» **Description of the task**:
Copy the data word for word, keeping every line.

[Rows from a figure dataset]
::::

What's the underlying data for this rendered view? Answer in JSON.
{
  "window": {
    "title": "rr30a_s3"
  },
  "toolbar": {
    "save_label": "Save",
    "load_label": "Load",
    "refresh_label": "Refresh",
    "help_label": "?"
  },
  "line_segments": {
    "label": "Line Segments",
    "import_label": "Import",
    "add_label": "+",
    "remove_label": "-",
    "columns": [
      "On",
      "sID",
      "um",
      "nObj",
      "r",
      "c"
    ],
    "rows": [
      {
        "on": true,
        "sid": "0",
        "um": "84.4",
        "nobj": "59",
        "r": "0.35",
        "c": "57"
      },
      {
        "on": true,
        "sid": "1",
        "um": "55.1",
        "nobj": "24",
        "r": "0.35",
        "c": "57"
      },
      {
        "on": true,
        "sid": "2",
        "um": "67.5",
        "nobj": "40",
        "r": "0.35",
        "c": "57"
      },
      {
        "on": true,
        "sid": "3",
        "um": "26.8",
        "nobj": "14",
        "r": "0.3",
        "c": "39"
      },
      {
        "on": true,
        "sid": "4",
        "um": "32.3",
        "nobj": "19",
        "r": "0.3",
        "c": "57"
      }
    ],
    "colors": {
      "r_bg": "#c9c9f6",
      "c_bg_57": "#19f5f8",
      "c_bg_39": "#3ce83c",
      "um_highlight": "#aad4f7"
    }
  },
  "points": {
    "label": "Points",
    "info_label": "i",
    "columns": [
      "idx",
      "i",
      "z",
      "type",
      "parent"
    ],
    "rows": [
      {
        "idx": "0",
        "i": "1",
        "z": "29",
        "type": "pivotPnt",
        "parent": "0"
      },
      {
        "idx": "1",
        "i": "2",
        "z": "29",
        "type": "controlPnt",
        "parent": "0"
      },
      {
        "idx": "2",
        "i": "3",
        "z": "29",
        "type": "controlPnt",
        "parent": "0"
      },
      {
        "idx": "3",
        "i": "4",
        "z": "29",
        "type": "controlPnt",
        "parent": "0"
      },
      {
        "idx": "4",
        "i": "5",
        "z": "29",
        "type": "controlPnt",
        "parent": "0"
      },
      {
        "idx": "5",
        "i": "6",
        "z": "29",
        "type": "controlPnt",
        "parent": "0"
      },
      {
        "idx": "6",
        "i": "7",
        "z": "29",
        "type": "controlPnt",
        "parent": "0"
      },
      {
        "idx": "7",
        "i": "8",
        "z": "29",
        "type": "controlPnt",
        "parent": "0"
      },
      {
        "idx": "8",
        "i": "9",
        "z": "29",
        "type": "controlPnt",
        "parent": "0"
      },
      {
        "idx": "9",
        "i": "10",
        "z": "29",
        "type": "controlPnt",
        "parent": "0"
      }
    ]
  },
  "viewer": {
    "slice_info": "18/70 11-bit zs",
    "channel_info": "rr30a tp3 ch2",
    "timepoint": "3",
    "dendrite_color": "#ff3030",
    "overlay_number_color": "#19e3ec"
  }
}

::::

» **Answer to this problem**:
What's the underlying data for this rendered view? Answer in JSON.
{
  "window": {
    "title": "rr30a_s3"
  },
  "toolbar": {
    "save_label": "Save",
    "load_label": "Load",
    "refresh_label": "Refresh",
    "help_label": "?"
  },
  "line_segments": {
    "label": "Line Segments",
    "import_label": "Import",
    "add_label": "+",
    "remove_label": "-",
    "columns": [
      "On",
      "sID",
      "um",
      "nObj",
      "r",
      "c"
    ],
    "rows": [
      {
        "on": true,
        "sid": "0",
        "um": "84.4",
        "nobj": "59",
        "r": "0.35",
        "c": "57"
      },
      {
        "on": true,
        "sid": "1",
        "um": "55.1",
        "nobj": "24",
        "r": "0.35",
        "c": "57"
      },
      {
        "on": true,
        "sid": "2",
        "um": "67.5",
        "nobj": "40",
        "r": "0.35",
        "c": "57"
      },
      {
        "on": true,
        "sid": "3",
        "um": "26.8",
        "nobj": "14",
        "r": "0.3",
        "c": "39"
      },
      {
        "on": true,
        "sid": "4",
        "um": "32.3",
        "nobj": "19",
        "r": "0.3",
        "c": "57"
      }
    ],
    "colors": {
      "r_bg": "#c9c9f6",
      "c_bg_57": "#19f5f8",
      "c_bg_39": "#3ce83c",
      "um_highlight": "#aad4f7"
    }
  },
  "points": {
    "label": "Points",
    "info_label": "i",
    "columns": [
      "idx",
      "i",
      "z",
      "type",
      "parent"
    ],
    "rows": [
      {
        "idx": "0",
        "i": "1",
        "z": "29",
        "type": "pivotPnt",
        "parent": "0"
      },
      {
        "idx": "1",
        "i": "2",
        "z": "29",
        "type": "controlPnt",
        "parent": "0"
      },
      {
        "idx": "2",
        "i": "3",
        "z": "29",
        "type": "controlPnt",
        "parent": "0"
      },
      {
        "idx": "3",
        "i": "4",
        "z": "29",
        "type": "controlPnt",
        "parent": "0"
      },
      {
        "idx": "4",
        "i": "5",
        "z": "29",
        "type": "controlPnt",
        "parent": "0"
      },
      {
        "idx": "5",
        "i": "6",
        "z": "29",
        "type": "controlPnt",
        "parent": "0"
      },
      {
        "idx": "6",
        "i": "7",
        "z": "29",
        "type": "controlPnt",
        "parent": "0"
      },
      {
        "idx": "7",
        "i": "8",
        "z": "29",
        "type": "controlPnt",
        "parent": "0"
      },
      {
        "idx": "8",
        "i": "9",
        "z": "29",
        "type": "controlPnt",
        "parent": "0"
      },
      {
        "idx": "9",
        "i": "10",
        "z": "29",
        "type": "controlPnt",
        "parent": "0"
      }
    ]
  },
  "viewer": {
    "slice_info": "18/70 11-bit zs",
    "channel_info": "rr30a tp3 ch2",
    "timepoint": "3",
    "dendrite_color": "#ff3030",
    "overlay_number_color": "#19e3ec"
  }
}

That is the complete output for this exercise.